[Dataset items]
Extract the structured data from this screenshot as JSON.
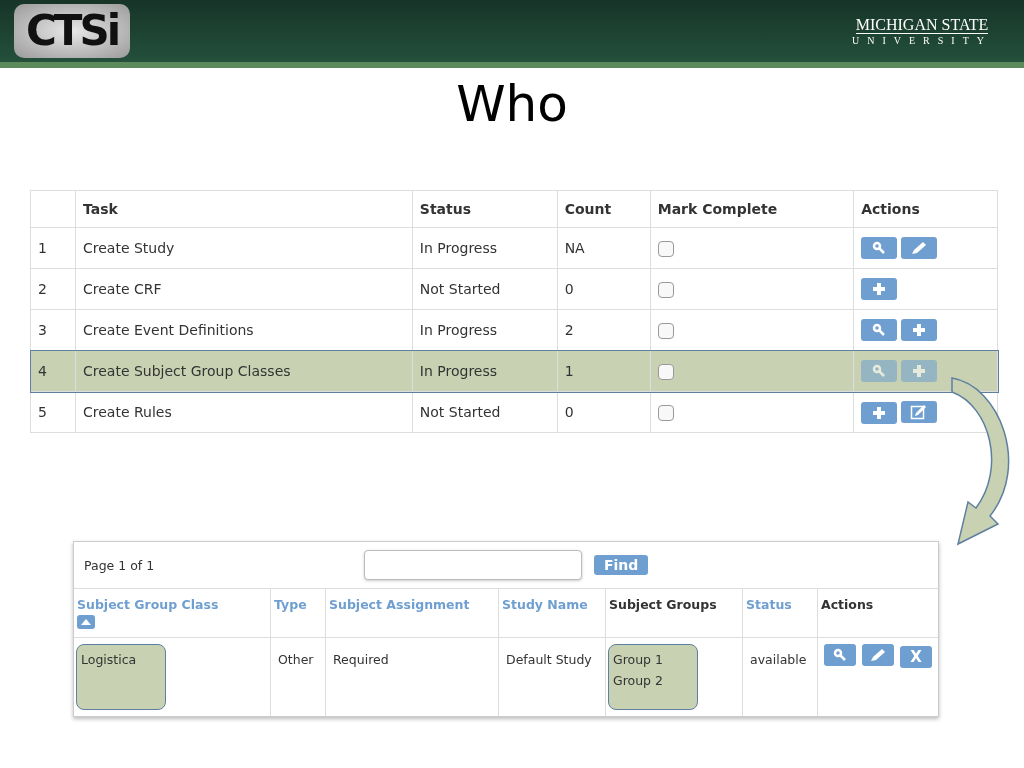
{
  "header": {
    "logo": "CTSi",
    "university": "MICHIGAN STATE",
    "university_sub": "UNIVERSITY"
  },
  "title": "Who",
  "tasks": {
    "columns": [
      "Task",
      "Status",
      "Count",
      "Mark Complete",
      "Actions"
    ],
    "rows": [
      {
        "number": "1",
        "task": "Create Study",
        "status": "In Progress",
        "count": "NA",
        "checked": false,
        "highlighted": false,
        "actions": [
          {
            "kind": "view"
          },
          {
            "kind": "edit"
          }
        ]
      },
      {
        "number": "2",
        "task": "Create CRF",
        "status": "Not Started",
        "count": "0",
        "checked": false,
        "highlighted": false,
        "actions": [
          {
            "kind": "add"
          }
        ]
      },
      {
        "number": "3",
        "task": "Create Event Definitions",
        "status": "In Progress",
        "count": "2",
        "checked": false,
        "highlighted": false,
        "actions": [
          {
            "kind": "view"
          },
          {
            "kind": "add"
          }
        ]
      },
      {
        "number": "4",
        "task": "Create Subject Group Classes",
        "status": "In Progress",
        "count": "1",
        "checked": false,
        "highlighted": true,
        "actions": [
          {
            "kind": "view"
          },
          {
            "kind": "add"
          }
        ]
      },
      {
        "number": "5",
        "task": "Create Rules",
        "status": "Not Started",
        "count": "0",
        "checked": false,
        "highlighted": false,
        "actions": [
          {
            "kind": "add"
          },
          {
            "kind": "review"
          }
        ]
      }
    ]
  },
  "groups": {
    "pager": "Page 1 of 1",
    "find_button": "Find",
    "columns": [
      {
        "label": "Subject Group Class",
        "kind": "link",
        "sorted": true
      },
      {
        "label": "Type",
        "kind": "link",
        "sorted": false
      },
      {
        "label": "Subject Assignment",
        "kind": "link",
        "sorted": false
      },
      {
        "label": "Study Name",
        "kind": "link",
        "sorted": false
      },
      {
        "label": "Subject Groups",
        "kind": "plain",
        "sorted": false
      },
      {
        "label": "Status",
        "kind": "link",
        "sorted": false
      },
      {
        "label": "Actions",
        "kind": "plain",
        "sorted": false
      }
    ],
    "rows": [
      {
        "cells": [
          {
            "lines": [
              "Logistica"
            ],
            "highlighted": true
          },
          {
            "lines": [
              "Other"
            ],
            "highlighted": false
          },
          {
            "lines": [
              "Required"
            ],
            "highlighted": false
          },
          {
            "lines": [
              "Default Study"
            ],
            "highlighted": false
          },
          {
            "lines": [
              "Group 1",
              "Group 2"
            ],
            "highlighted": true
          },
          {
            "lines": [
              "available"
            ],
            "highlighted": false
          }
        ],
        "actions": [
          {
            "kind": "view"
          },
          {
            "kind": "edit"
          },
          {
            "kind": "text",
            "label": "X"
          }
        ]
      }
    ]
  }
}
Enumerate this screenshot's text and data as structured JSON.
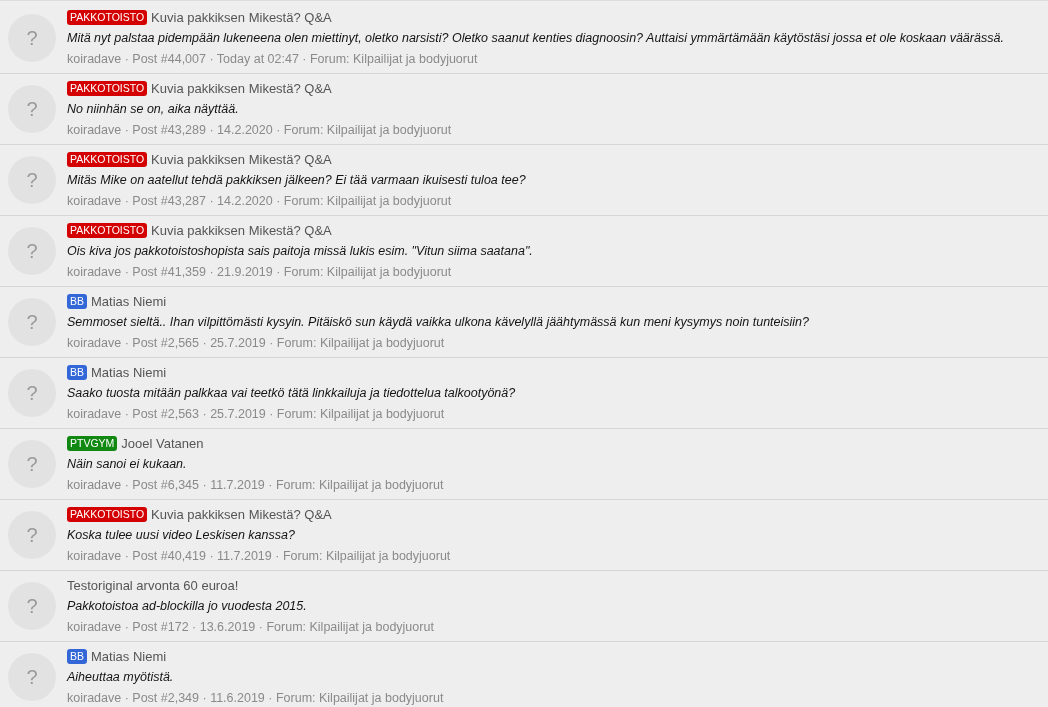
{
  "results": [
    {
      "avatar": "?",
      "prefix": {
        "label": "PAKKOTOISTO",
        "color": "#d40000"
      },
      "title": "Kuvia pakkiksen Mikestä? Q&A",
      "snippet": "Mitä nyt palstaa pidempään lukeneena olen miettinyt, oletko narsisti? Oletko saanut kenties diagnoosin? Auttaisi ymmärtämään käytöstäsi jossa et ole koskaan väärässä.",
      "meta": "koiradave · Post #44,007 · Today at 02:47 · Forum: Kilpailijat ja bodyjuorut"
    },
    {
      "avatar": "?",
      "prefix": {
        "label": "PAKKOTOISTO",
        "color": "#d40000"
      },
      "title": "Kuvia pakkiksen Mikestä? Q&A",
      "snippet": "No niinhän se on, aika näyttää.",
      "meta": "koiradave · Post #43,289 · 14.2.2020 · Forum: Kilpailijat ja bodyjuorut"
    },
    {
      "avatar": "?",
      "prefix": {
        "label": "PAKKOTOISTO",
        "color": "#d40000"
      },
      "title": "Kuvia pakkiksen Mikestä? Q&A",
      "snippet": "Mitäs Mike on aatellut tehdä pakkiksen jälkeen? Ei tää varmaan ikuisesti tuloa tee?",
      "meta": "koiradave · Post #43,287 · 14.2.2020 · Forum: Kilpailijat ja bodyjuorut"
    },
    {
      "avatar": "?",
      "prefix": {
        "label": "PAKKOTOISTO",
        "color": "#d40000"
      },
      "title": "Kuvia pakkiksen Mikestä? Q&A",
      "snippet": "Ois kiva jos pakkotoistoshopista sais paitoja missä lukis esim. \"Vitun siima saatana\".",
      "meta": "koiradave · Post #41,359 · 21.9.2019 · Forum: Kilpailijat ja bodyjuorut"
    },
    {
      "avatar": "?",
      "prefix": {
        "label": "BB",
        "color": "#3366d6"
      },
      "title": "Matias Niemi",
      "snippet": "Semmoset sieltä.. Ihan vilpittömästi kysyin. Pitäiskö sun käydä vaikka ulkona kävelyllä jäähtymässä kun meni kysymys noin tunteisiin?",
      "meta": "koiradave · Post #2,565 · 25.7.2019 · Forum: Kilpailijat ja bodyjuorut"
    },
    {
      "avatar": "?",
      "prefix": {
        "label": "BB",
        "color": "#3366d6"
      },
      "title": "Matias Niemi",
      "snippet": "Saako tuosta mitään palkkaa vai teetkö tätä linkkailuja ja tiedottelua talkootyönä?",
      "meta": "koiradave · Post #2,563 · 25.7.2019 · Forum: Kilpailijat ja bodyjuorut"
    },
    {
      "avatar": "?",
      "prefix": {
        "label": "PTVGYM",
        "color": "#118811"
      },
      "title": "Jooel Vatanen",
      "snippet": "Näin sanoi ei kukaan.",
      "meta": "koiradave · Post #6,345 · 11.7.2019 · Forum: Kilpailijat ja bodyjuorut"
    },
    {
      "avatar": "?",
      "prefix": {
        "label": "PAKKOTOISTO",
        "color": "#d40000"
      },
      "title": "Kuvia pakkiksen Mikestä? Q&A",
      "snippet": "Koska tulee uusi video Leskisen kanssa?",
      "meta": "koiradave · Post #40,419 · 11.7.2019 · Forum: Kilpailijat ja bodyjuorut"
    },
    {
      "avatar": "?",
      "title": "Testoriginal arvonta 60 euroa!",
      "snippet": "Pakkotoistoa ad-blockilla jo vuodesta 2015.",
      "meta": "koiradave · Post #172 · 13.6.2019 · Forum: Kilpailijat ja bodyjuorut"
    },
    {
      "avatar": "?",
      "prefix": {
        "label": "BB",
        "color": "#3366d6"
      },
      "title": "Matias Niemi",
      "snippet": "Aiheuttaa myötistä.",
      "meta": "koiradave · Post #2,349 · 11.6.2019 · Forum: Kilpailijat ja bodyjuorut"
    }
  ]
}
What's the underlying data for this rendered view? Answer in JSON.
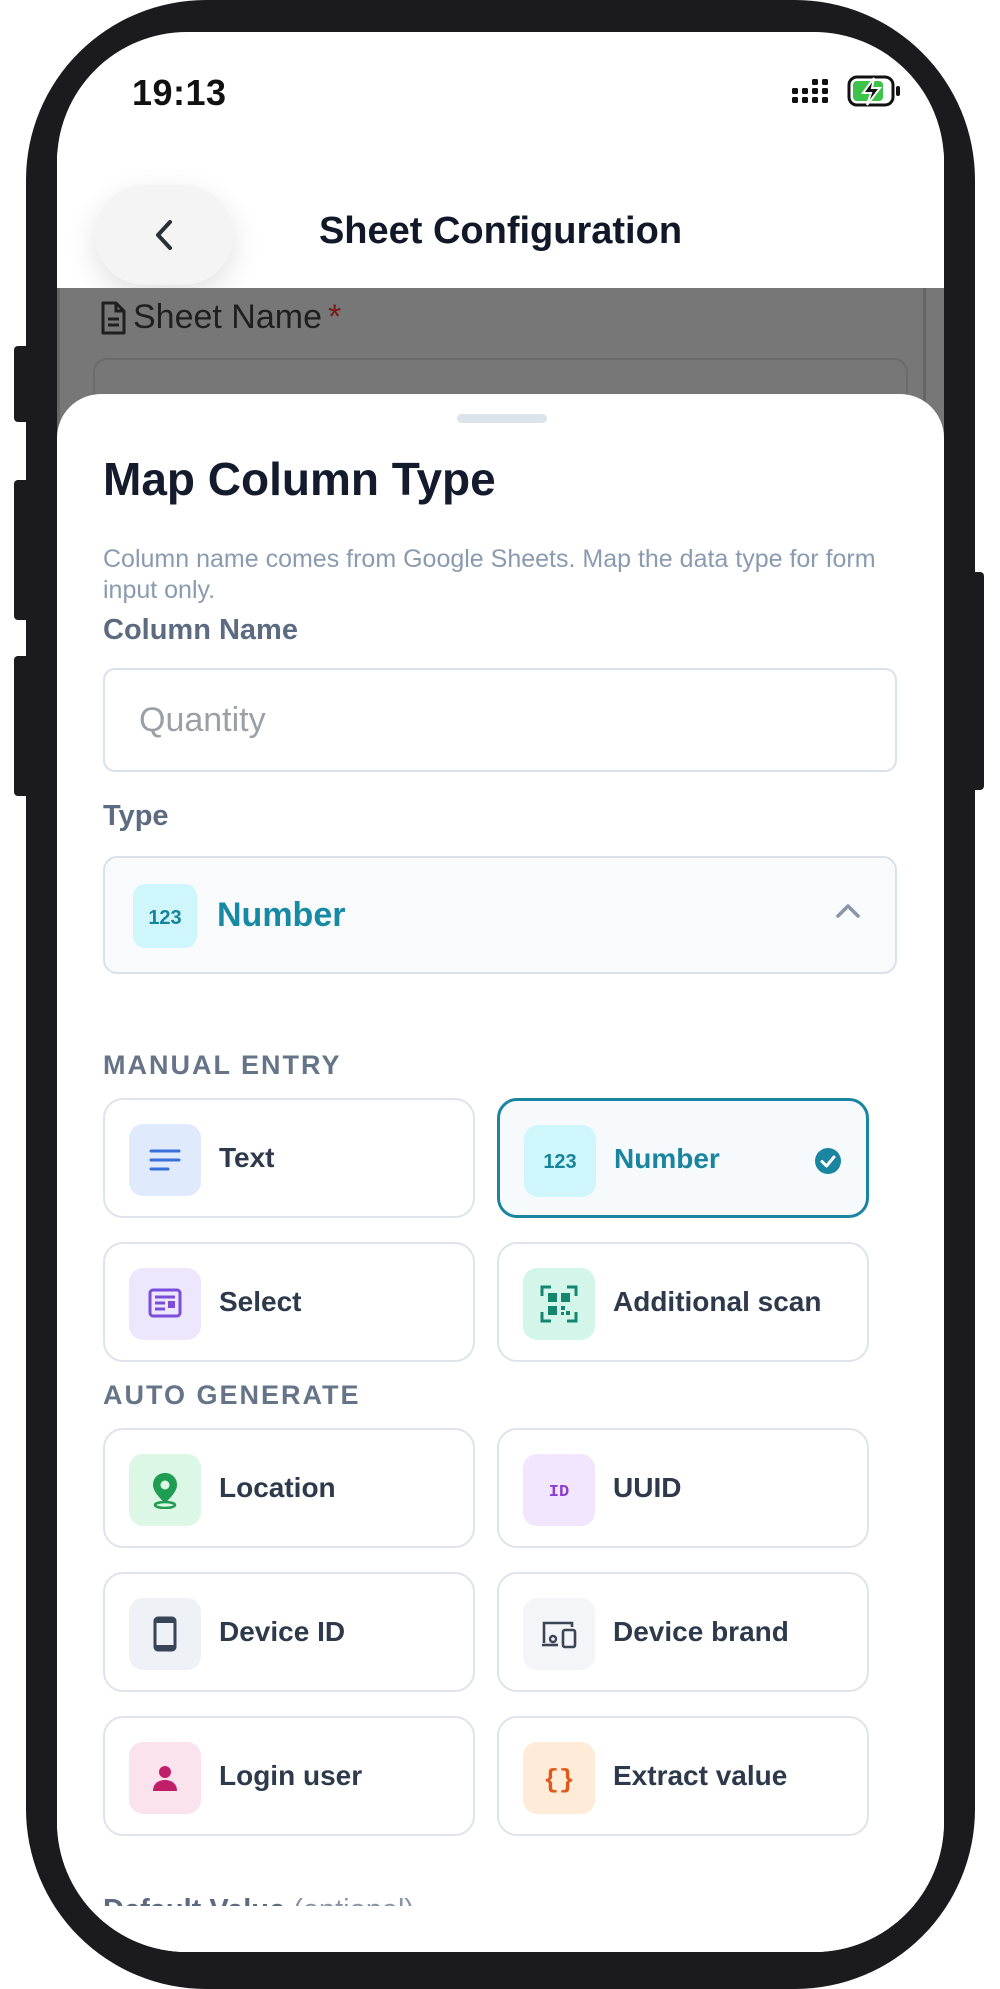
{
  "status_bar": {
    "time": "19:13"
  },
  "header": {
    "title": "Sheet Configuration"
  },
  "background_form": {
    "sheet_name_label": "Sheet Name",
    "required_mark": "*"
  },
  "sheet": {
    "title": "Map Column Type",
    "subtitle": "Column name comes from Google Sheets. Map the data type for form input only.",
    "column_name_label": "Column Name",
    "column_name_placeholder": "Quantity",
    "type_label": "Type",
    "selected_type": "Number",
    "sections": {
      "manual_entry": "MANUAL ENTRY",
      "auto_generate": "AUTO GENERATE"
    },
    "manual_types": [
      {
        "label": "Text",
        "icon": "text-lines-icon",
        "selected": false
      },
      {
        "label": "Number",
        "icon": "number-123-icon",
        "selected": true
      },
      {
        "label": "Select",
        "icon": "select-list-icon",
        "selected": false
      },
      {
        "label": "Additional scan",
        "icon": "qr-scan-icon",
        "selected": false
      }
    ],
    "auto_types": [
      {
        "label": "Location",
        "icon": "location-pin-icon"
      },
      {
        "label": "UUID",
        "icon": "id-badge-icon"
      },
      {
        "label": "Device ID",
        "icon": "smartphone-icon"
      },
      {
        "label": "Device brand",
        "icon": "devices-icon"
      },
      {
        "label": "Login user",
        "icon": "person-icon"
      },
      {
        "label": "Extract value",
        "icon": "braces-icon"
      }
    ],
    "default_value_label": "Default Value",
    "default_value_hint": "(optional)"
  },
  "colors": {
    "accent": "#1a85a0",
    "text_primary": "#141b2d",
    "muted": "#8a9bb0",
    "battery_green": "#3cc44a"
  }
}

Task goal: Select, from the listing, all lines that include the word "meta".

Output of the exercise:
      "meta": "koiradave · Post #44,007 · Today at 02:47 · Forum: Kilpailijat ja bodyjuorut"
      "meta": "koiradave · Post #43,289 · 14.2.2020 · Forum: Kilpailijat ja bodyjuorut"
      "meta": "koiradave · Post #43,287 · 14.2.2020 · Forum: Kilpailijat ja bodyjuorut"
      "meta": "koiradave · Post #41,359 · 21.9.2019 · Forum: Kilpailijat ja bodyjuorut"
      "meta": "koiradave · Post #2,565 · 25.7.2019 · Forum: Kilpailijat ja bodyjuorut"
      "meta": "koiradave · Post #2,563 · 25.7.2019 · Forum: Kilpailijat ja bodyjuorut"
      "meta": "koiradave · Post #6,345 · 11.7.2019 · Forum: Kilpailijat ja bodyjuorut"
      "meta": "koiradave · Post #40,419 · 11.7.2019 · Forum: Kilpailijat ja bodyjuorut"
      "meta": "koiradave · Post #172 · 13.6.2019 · Forum: Kilpailijat ja bodyjuorut"
      "meta": "koiradave · Post #2,349 · 11.6.2019 · Forum: Kilpailijat ja bodyjuorut"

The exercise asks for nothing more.